Quote the listing in full, exactly as given, minus any pictures.

= = = = = = =

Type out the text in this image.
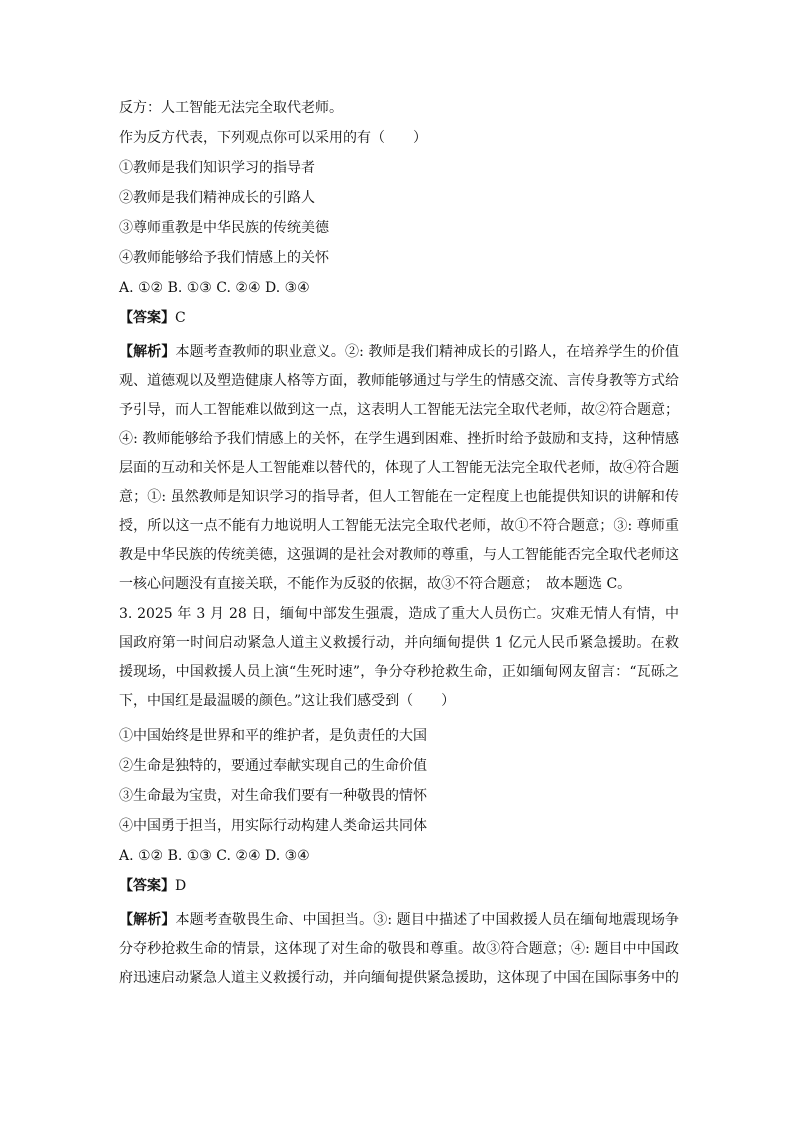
反方：人工智能无法完全取代老师。
作为反方代表，下列观点你可以采用的有（　　）
①教师是我们知识学习的指导者
②教师是我们精神成长的引路人
③尊师重教是中华民族的传统美德
④教师能够给予我们情感上的关怀
A. ①② B. ①③ C. ②④ D. ③④
【答案】C
【解析】本题考查教师的职业意义。②: 教师是我们精神成长的引路人，在培养学生的价值观、道德观以及塑造健康人格等方面，教师能够通过与学生的情感交流、言传身教等方式给予引导，而人工智能难以做到这一点，这表明人工智能无法完全取代老师，故②符合题意；④: 教师能够给予我们情感上的关怀，在学生遇到困难、挫折时给予鼓励和支持，这种情感层面的互动和关怀是人工智能难以替代的，体现了人工智能无法完全取代老师，故④符合题意；①: 虽然教师是知识学习的指导者，但人工智能在一定程度上也能提供知识的讲解和传授，所以这一点不能有力地说明人工智能无法完全取代老师，故①不符合题意；③: 尊师重教是中华民族的传统美德，这强调的是社会对教师的尊重，与人工智能能否完全取代老师这一核心问题没有直接关联，不能作为反驳的依据，故③不符合题意；　故本题选 C。
3. 2025 年 3 月 28 日，缅甸中部发生强震，造成了重大人员伤亡。灾难无情人有情，中国政府第一时间启动紧急人道主义救援行动，并向缅甸提供 1 亿元人民币紧急援助。在救援现场，中国救援人员上演“生死时速”，争分夺秒抢救生命，正如缅甸网友留言：“瓦砾之下，中国红是最温暖的颜色。”这让我们感受到（　　）
①中国始终是世界和平的维护者，是负责任的大国
②生命是独特的，要通过奉献实现自己的生命价值
③生命最为宝贵，对生命我们要有一种敬畏的情怀
④中国勇于担当，用实际行动构建人类命运共同体
A. ①② B. ①③ C. ②④ D. ③④
【答案】D
【解析】本题考查敬畏生命、中国担当。③: 题目中描述了中国救援人员在缅甸地震现场争分夺秒抢救生命的情景，这体现了对生命的敬畏和尊重。故③符合题意；④: 题目中中国政府迅速启动紧急人道主义救援行动，并向缅甸提供紧急援助，这体现了中国在国际事务中的
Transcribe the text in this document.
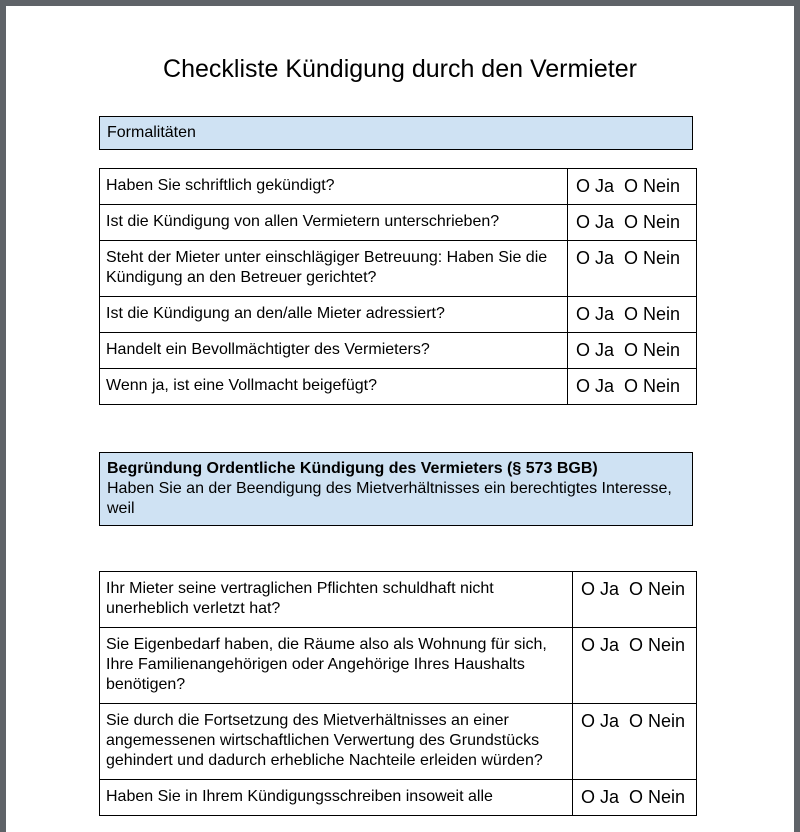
Checkliste Kündigung durch den Vermieter
Formalitäten
Haben Sie schriftlich gekündigt?	O Ja O Nein
Ist die Kündigung von allen Vermietern unterschrieben?	O Ja O Nein
Steht der Mieter unter einschlägiger Betreuung: Haben Sie die Kündigung an den Betreuer gerichtet?	O Ja O Nein
Ist die Kündigung an den/alle Mieter adressiert?	O Ja O Nein
Handelt ein Bevollmächtigter des Vermieters?	O Ja O Nein
Wenn ja, ist eine Vollmacht beigefügt?	O Ja O Nein
Begründung Ordentliche Kündigung des Vermieters (§ 573 BGB)
Haben Sie an der Beendigung des Mietverhältnisses ein berechtigtes Interesse, weil
Ihr Mieter seine vertraglichen Pflichten schuldhaft nicht unerheblich verletzt hat?	O Ja O Nein
Sie Eigenbedarf haben, die Räume also als Wohnung für sich, Ihre Familienangehörigen oder Angehörige Ihres Haushalts benötigen?	O Ja O Nein
Sie durch die Fortsetzung des Mietverhältnisses an einer angemessenen wirtschaftlichen Verwertung des Grundstücks gehindert und dadurch erhebliche Nachteile erleiden würden?	O Ja O Nein
Haben Sie in Ihrem Kündigungsschreiben insoweit alle	O Ja O Nein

= = = = = = =

** Complete response **
Type out the text in this image.
反方：人工智能无法完全取代老师。
作为反方代表，下列观点你可以采用的有（　　）
①教师是我们知识学习的指导者
②教师是我们精神成长的引路人
③尊师重教是中华民族的传统美德
④教师能够给予我们情感上的关怀
A. ①② B. ①③ C. ②④ D. ③④
【答案】C
【解析】本题考查教师的职业意义。②: 教师是我们精神成长的引路人，在培养学生的价值观、道德观以及塑造健康人格等方面，教师能够通过与学生的情感交流、言传身教等方式给予引导，而人工智能难以做到这一点，这表明人工智能无法完全取代老师，故②符合题意；④: 教师能够给予我们情感上的关怀，在学生遇到困难、挫折时给予鼓励和支持，这种情感层面的互动和关怀是人工智能难以替代的，体现了人工智能无法完全取代老师，故④符合题意；①: 虽然教师是知识学习的指导者，但人工智能在一定程度上也能提供知识的讲解和传授，所以这一点不能有力地说明人工智能无法完全取代老师，故①不符合题意；③: 尊师重教是中华民族的传统美德，这强调的是社会对教师的尊重，与人工智能能否完全取代老师这一核心问题没有直接关联，不能作为反驳的依据，故③不符合题意；　故本题选 C。
3. 2025 年 3 月 28 日，缅甸中部发生强震，造成了重大人员伤亡。灾难无情人有情，中国政府第一时间启动紧急人道主义救援行动，并向缅甸提供 1 亿元人民币紧急援助。在救援现场，中国救援人员上演“生死时速”，争分夺秒抢救生命，正如缅甸网友留言：“瓦砾之下，中国红是最温暖的颜色。”这让我们感受到（　　）
①中国始终是世界和平的维护者，是负责任的大国
②生命是独特的，要通过奉献实现自己的生命价值
③生命最为宝贵，对生命我们要有一种敬畏的情怀
④中国勇于担当，用实际行动构建人类命运共同体
A. ①② B. ①③ C. ②④ D. ③④
【答案】D
【解析】本题考查敬畏生命、中国担当。③: 题目中描述了中国救援人员在缅甸地震现场争分夺秒抢救生命的情景，这体现了对生命的敬畏和尊重。故③符合题意；④: 题目中中国政府迅速启动紧急人道主义救援行动，并向缅甸提供紧急援助，这体现了中国在国际事务中的
Transcribe the text in this document.
Checkliste Kündigung durch den Vermieter
Formalitäten
Haben Sie schriftlich gekündigt?	O Ja O Nein
Ist die Kündigung von allen Vermietern unterschrieben?	O Ja O Nein
Steht der Mieter unter einschlägiger Betreuung: Haben Sie die Kündigung an den Betreuer gerichtet?	O Ja O Nein
Ist die Kündigung an den/alle Mieter adressiert?	O Ja O Nein
Handelt ein Bevollmächtigter des Vermieters?	O Ja O Nein
Wenn ja, ist eine Vollmacht beigefügt?	O Ja O Nein
Begründung Ordentliche Kündigung des Vermieters (§ 573 BGB)
Haben Sie an der Beendigung des Mietverhältnisses ein berechtigtes Interesse, weil
Ihr Mieter seine vertraglichen Pflichten schuldhaft nicht unerheblich verletzt hat?	O Ja O Nein
Sie Eigenbedarf haben, die Räume also als Wohnung für sich, Ihre Familienangehörigen oder Angehörige Ihres Haushalts benötigen?	O Ja O Nein
Sie durch die Fortsetzung des Mietverhältnisses an einer angemessenen wirtschaftlichen Verwertung des Grundstücks gehindert und dadurch erhebliche Nachteile erleiden würden?	O Ja O Nein
Haben Sie in Ihrem Kündigungsschreiben insoweit alle	O Ja O Nein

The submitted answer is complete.